>> START Material for this exercise

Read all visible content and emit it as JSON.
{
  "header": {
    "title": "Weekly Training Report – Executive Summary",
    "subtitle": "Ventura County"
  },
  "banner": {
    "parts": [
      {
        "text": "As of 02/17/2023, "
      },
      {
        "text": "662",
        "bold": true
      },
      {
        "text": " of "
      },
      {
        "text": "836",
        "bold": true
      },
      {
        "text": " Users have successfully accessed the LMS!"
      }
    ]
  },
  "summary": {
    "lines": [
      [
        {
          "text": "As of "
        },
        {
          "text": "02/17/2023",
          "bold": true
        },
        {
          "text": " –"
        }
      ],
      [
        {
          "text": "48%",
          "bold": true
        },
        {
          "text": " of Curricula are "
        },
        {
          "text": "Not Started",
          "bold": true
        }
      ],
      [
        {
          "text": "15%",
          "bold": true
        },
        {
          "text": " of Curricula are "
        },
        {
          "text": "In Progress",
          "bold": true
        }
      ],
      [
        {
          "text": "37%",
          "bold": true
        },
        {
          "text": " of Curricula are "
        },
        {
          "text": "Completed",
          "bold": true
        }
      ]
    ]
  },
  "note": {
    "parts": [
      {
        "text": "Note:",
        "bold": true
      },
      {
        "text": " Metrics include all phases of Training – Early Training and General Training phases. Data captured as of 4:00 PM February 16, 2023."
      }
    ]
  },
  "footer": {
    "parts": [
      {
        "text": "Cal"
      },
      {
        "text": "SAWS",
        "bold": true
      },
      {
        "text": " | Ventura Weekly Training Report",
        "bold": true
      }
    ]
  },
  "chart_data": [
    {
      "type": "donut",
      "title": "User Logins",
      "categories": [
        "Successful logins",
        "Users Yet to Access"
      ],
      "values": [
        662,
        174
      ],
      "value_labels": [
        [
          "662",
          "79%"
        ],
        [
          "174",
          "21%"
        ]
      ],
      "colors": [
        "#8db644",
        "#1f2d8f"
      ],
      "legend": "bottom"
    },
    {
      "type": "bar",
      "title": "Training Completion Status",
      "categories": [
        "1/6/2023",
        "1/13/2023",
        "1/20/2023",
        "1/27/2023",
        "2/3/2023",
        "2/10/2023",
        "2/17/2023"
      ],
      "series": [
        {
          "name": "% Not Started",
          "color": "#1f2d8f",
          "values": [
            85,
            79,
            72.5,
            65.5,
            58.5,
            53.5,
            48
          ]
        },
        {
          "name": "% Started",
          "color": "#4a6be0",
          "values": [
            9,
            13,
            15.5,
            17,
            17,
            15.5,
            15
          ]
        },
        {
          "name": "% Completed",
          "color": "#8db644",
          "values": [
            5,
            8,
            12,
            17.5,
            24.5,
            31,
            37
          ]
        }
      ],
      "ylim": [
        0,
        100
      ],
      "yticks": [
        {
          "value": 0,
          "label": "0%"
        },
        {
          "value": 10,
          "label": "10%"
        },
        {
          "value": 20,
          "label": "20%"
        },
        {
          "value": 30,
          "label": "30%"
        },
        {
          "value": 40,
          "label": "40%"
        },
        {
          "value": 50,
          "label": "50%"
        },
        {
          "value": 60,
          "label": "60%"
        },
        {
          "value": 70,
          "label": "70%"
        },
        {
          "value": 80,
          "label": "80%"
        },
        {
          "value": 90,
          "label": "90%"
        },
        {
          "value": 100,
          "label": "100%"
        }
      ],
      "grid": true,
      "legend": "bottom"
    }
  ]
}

>> END Material for this exercise

## Goal
Nothing should be changed: write out all of the data as is.

## Exercise response
Read all visible content and emit it as JSON.
{
  "header": {
    "title": "Weekly Training Report – Executive Summary",
    "subtitle": "Ventura County"
  },
  "banner": {
    "parts": [
      {
        "text": "As of 02/17/2023, "
      },
      {
        "text": "662",
        "bold": true
      },
      {
        "text": " of "
      },
      {
        "text": "836",
        "bold": true
      },
      {
        "text": " Users have successfully accessed the LMS!"
      }
    ]
  },
  "summary": {
    "lines": [
      [
        {
          "text": "As of "
        },
        {
          "text": "02/17/2023",
          "bold": true
        },
        {
          "text": " –"
        }
      ],
      [
        {
          "text": "48%",
          "bold": true
        },
        {
          "text": " of Curricula are "
        },
        {
          "text": "Not Started",
          "bold": true
        }
      ],
      [
        {
          "text": "15%",
          "bold": true
        },
        {
          "text": " of Curricula are "
        },
        {
          "text": "In Progress",
          "bold": true
        }
      ],
      [
        {
          "text": "37%",
          "bold": true
        },
        {
          "text": " of Curricula are "
        },
        {
          "text": "Completed",
          "bold": true
        }
      ]
    ]
  },
  "note": {
    "parts": [
      {
        "text": "Note:",
        "bold": true
      },
      {
        "text": " Metrics include all phases of Training – Early Training and General Training phases. Data captured as of 4:00 PM February 16, 2023."
      }
    ]
  },
  "footer": {
    "parts": [
      {
        "text": "Cal"
      },
      {
        "text": "SAWS",
        "bold": true
      },
      {
        "text": " | Ventura Weekly Training Report",
        "bold": true
      }
    ]
  },
  "chart_data": [
    {
      "type": "donut",
      "title": "User Logins",
      "categories": [
        "Successful logins",
        "Users Yet to Access"
      ],
      "values": [
        662,
        174
      ],
      "value_labels": [
        [
          "662",
          "79%"
        ],
        [
          "174",
          "21%"
        ]
      ],
      "colors": [
        "#8db644",
        "#1f2d8f"
      ],
      "legend": "bottom"
    },
    {
      "type": "bar",
      "title": "Training Completion Status",
      "categories": [
        "1/6/2023",
        "1/13/2023",
        "1/20/2023",
        "1/27/2023",
        "2/3/2023",
        "2/10/2023",
        "2/17/2023"
      ],
      "series": [
        {
          "name": "% Not Started",
          "color": "#1f2d8f",
          "values": [
            85,
            79,
            72.5,
            65.5,
            58.5,
            53.5,
            48
          ]
        },
        {
          "name": "% Started",
          "color": "#4a6be0",
          "values": [
            9,
            13,
            15.5,
            17,
            17,
            15.5,
            15
          ]
        },
        {
          "name": "% Completed",
          "color": "#8db644",
          "values": [
            5,
            8,
            12,
            17.5,
            24.5,
            31,
            37
          ]
        }
      ],
      "ylim": [
        0,
        100
      ],
      "yticks": [
        {
          "value": 0,
          "label": "0%"
        },
        {
          "value": 10,
          "label": "10%"
        },
        {
          "value": 20,
          "label": "20%"
        },
        {
          "value": 30,
          "label": "30%"
        },
        {
          "value": 40,
          "label": "40%"
        },
        {
          "value": 50,
          "label": "50%"
        },
        {
          "value": 60,
          "label": "60%"
        },
        {
          "value": 70,
          "label": "70%"
        },
        {
          "value": 80,
          "label": "80%"
        },
        {
          "value": 90,
          "label": "90%"
        },
        {
          "value": 100,
          "label": "100%"
        }
      ],
      "grid": true,
      "legend": "bottom"
    }
  ]
}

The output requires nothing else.